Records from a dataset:
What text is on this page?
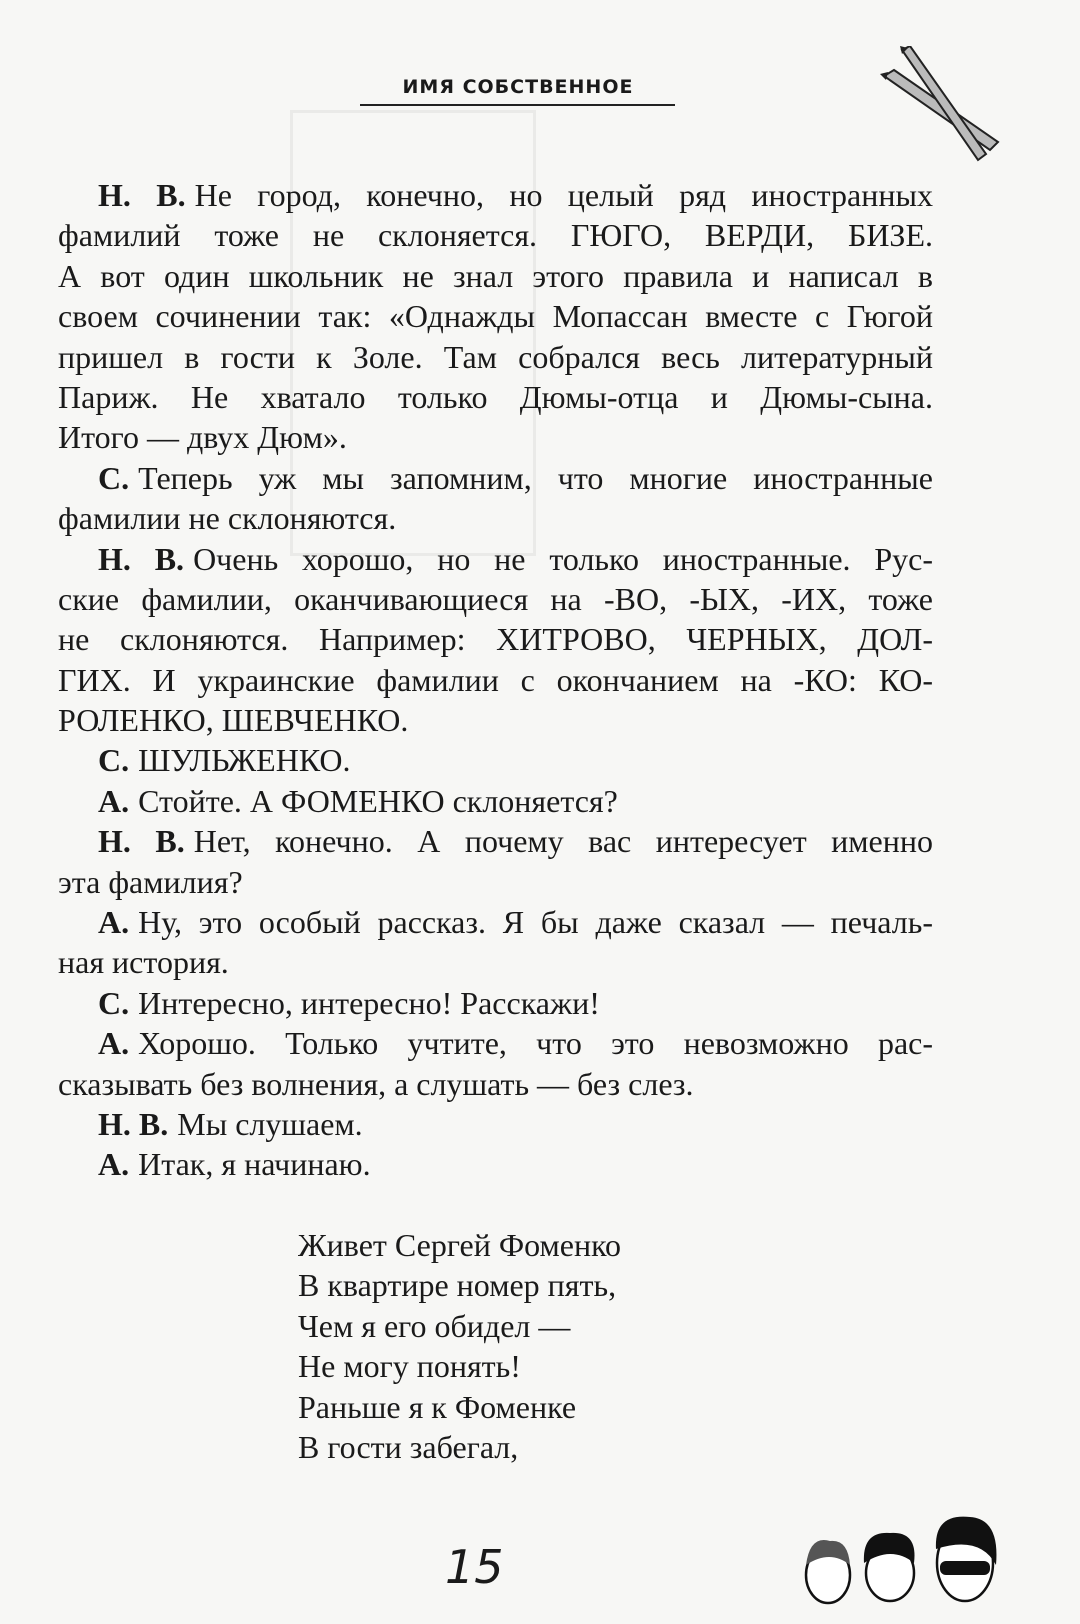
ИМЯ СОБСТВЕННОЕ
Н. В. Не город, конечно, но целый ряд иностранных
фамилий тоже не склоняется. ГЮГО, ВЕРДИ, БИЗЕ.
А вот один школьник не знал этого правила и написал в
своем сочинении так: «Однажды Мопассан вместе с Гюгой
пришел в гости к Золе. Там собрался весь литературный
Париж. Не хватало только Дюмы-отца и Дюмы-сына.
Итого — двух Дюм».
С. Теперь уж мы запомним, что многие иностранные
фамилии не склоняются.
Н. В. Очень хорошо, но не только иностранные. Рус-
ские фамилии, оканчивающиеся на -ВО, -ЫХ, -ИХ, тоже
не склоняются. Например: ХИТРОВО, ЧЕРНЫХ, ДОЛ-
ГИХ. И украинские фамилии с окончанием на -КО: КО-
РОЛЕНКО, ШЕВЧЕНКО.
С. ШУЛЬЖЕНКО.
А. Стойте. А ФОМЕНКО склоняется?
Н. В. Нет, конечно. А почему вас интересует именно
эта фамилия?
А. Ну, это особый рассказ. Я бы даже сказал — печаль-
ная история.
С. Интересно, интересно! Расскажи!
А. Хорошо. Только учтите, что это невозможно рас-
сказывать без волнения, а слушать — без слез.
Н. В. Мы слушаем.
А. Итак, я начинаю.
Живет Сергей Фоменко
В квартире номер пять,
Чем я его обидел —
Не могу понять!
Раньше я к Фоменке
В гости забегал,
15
* * *
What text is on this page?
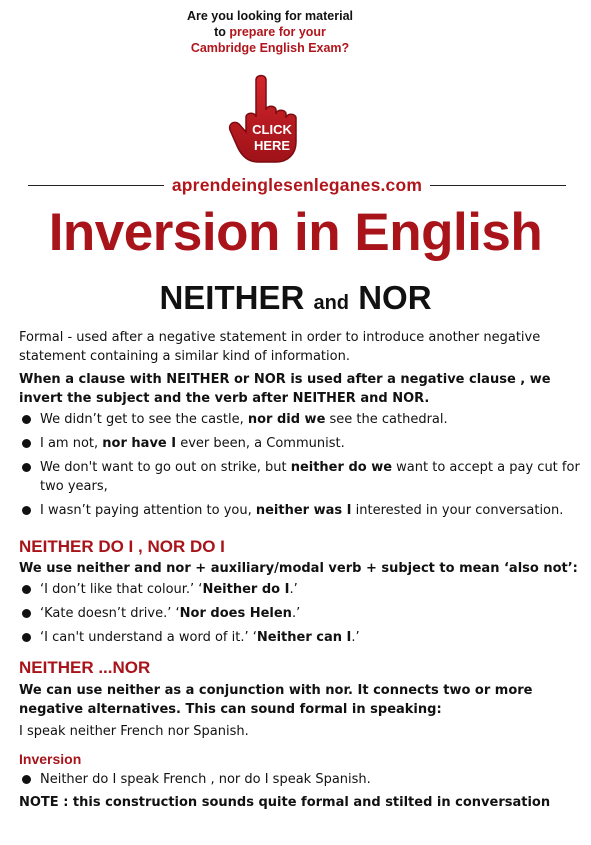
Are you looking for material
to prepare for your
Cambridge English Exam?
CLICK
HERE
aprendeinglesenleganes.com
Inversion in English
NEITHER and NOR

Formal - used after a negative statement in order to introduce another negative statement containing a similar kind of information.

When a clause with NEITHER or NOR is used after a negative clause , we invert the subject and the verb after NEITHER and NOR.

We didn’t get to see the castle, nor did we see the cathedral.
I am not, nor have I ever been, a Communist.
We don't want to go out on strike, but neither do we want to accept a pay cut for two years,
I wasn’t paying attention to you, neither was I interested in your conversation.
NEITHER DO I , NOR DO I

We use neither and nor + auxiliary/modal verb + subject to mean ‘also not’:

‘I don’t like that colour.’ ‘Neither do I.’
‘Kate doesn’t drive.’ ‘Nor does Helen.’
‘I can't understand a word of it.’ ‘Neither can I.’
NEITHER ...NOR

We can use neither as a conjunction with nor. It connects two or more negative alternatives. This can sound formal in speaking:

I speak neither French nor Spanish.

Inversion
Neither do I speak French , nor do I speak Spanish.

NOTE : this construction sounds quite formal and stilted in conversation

**What is asked:** Show every line of the listing in which the string "склоняется" can be found.

**Exercise response:**
фамилий тоже не склоняется. ГЮГО, ВЕРДИ, БИЗЕ.
А. Стойте. А ФОМЕНКО склоняется?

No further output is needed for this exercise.